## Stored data
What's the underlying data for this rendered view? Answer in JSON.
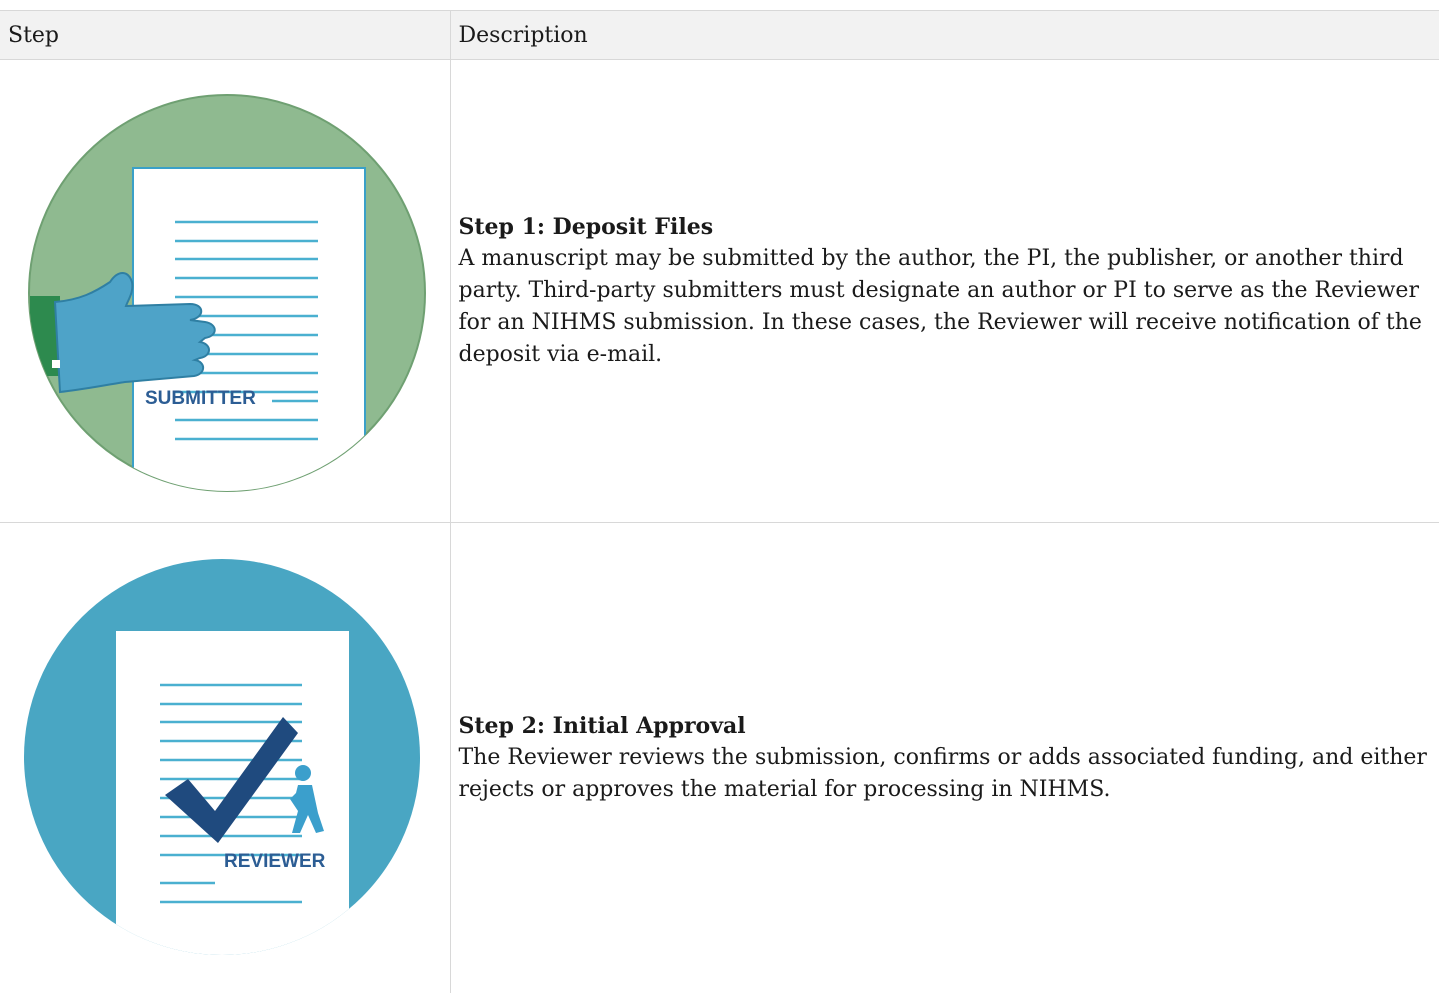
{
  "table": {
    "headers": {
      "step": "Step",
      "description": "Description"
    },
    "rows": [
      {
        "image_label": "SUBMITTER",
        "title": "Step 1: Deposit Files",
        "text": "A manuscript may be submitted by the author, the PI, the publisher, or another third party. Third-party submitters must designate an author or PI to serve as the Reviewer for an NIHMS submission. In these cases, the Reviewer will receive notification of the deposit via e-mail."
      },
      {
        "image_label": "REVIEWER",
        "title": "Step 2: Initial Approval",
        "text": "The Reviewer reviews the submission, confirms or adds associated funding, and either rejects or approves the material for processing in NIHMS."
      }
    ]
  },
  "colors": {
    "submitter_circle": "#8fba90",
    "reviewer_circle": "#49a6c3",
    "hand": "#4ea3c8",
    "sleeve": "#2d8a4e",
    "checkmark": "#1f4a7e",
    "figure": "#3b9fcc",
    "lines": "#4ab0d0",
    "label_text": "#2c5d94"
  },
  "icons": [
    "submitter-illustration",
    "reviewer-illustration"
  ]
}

## Written task
Your task is to collect every line above that contains the word "Step".

## Task answer
      "step": "Step",
        "title": "Step 1: Deposit Files",
        "title": "Step 2: Initial Approval",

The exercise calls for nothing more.